## To be done
Identify each line in the records below that contains the word "риска", and copy it.

## Extracted material
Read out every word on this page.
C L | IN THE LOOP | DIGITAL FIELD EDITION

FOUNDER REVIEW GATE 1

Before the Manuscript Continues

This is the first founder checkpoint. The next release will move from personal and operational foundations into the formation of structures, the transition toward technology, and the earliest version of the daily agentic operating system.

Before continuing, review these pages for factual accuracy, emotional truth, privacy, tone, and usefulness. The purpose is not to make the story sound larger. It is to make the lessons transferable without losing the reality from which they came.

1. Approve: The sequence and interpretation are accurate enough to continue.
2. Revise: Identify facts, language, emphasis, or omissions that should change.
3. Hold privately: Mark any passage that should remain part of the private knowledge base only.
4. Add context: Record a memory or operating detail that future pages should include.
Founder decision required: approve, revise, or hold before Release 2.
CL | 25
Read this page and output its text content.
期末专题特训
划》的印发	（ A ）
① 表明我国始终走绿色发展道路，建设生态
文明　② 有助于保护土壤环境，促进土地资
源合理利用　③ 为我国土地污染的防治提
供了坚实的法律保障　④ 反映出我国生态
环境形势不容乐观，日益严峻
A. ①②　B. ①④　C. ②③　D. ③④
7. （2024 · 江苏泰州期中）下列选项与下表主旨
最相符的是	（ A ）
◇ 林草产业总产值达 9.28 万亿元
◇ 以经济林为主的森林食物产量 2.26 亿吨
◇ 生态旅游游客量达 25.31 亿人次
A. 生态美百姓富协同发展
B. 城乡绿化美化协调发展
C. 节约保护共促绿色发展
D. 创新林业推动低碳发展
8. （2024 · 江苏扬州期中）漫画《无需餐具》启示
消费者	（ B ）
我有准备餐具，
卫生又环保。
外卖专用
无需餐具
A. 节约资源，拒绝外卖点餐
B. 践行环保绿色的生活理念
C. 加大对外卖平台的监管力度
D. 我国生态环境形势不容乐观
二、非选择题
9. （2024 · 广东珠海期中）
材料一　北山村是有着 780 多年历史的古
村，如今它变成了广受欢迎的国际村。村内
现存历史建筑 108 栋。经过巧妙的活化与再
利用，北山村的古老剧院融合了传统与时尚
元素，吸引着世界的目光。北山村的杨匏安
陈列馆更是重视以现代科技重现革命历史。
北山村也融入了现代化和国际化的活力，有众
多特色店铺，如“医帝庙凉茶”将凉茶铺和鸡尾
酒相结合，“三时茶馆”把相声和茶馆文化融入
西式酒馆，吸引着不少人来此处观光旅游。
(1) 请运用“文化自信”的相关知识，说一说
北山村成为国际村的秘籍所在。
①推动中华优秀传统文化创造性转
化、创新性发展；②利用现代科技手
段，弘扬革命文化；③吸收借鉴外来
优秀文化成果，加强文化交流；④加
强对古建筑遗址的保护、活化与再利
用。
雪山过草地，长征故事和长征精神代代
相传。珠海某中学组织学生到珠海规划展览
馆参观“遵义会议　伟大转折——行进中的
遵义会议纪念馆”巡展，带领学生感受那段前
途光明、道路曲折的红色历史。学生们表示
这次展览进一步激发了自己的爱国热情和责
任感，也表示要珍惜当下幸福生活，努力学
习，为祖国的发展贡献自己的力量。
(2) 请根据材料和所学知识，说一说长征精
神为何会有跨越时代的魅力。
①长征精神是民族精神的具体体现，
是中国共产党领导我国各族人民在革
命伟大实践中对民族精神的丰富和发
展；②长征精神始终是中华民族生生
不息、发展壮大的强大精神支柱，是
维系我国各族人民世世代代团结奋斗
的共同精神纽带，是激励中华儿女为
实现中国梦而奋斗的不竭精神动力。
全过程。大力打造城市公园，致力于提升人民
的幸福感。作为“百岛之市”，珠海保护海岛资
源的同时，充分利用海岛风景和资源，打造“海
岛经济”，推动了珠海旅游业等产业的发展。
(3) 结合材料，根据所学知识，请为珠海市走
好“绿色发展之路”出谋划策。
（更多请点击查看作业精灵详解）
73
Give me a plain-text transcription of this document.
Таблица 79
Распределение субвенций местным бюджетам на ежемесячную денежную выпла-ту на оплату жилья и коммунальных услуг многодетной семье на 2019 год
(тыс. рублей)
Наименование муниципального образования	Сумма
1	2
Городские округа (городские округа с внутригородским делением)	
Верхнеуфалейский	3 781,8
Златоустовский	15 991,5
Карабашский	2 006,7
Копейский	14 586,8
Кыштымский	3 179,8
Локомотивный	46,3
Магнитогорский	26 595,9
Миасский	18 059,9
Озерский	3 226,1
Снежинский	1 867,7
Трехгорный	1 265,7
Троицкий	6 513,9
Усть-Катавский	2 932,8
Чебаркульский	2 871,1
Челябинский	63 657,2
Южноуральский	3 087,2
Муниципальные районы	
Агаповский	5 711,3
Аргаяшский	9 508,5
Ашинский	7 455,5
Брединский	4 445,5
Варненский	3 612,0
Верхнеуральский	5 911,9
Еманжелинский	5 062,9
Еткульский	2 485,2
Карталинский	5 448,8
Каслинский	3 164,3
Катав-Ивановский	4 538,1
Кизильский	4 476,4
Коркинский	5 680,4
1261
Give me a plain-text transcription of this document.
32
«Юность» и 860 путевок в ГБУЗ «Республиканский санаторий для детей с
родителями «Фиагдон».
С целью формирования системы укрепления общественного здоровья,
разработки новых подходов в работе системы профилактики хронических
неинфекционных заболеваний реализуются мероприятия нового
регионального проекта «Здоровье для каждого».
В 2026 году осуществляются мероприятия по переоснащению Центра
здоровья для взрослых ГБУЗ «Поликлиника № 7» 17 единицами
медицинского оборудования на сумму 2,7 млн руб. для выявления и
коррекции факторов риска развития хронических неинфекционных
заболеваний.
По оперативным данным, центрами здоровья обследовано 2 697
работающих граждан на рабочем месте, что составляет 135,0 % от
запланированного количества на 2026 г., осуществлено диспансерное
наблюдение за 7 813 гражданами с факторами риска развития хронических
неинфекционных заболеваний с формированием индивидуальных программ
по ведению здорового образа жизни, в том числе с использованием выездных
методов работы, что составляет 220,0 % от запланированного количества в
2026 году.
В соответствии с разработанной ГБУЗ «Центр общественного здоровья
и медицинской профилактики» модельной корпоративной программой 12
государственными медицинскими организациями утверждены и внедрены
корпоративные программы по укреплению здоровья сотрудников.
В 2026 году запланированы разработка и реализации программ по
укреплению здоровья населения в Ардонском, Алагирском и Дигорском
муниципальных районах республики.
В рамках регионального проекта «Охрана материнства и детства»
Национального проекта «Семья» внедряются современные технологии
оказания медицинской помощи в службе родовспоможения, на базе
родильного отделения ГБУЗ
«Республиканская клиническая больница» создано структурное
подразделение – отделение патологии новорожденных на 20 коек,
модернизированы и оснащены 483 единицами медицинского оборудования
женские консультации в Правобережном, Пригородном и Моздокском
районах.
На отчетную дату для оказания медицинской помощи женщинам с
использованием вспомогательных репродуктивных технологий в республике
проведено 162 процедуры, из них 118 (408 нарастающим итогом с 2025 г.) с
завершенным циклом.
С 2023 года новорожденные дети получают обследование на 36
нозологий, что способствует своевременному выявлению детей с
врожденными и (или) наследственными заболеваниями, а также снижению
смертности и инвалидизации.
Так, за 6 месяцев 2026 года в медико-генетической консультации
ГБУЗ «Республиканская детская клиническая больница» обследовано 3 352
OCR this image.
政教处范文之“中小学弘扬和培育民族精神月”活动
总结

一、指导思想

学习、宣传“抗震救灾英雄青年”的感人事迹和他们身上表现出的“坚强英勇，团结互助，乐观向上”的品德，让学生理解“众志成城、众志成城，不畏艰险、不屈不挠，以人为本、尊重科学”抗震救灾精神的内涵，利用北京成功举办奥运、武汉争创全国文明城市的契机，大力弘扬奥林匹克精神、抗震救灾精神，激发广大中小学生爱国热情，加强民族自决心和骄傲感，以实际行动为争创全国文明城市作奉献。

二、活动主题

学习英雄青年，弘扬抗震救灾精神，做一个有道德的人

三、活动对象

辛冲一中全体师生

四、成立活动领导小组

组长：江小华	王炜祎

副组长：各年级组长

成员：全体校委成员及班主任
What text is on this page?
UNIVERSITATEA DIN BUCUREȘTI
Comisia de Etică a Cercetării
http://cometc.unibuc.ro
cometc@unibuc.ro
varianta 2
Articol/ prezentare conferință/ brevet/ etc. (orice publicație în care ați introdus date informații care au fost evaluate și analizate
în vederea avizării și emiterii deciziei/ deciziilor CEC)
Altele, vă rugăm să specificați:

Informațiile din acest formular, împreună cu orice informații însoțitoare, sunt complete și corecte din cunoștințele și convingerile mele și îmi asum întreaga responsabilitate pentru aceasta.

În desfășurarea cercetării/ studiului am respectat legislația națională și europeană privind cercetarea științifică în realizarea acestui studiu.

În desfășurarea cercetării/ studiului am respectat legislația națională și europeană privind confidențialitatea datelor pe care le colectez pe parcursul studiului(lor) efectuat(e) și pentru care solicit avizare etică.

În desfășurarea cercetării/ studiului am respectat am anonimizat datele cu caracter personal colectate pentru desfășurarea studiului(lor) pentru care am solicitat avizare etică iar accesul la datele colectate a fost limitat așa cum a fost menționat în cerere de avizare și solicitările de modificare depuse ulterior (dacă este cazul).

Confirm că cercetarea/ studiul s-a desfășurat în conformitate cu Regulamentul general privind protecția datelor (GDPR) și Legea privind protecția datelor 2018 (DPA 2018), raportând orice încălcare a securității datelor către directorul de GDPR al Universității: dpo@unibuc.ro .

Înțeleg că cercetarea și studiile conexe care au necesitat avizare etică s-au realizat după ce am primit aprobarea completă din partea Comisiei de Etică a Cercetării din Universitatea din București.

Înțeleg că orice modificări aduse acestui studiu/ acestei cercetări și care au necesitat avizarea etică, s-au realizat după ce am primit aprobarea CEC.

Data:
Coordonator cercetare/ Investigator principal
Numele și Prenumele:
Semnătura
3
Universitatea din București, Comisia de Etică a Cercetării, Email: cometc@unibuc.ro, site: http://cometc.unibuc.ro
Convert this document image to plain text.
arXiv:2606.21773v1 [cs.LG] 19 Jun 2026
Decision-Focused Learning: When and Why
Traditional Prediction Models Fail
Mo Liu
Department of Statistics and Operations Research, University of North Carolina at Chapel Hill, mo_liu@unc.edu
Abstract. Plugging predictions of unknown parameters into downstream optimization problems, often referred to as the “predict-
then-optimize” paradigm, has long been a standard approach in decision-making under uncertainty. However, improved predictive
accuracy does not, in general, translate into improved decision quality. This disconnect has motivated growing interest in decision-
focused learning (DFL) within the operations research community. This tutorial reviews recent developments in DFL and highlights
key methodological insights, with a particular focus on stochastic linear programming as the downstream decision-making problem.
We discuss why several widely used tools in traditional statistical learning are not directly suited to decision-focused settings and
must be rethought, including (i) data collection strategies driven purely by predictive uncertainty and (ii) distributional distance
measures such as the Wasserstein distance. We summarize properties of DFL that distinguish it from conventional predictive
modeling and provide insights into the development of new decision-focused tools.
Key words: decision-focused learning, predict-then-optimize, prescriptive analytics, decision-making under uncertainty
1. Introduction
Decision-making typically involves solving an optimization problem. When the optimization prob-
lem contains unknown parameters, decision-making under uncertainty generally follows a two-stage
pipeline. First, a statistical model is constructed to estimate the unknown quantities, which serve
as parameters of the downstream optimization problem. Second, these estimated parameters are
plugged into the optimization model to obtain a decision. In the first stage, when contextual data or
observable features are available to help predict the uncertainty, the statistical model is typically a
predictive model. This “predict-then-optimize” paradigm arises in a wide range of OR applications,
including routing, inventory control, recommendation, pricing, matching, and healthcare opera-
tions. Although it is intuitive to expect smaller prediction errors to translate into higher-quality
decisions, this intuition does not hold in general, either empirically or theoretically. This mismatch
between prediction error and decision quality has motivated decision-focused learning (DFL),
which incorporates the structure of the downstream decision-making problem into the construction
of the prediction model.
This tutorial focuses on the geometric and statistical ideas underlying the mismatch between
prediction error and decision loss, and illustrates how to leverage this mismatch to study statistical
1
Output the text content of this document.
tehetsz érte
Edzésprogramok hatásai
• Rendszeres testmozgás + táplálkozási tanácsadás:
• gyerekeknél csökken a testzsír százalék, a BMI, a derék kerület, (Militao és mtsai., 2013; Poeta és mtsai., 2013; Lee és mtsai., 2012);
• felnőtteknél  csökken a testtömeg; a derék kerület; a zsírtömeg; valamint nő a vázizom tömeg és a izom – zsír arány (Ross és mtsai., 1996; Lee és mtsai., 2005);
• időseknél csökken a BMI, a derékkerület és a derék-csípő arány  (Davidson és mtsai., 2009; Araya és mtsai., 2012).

## Output for this exercise
коррекции факторов риска развития хронических неинфекционных
наблюдение за 7 813 гражданами с факторами риска развития хронических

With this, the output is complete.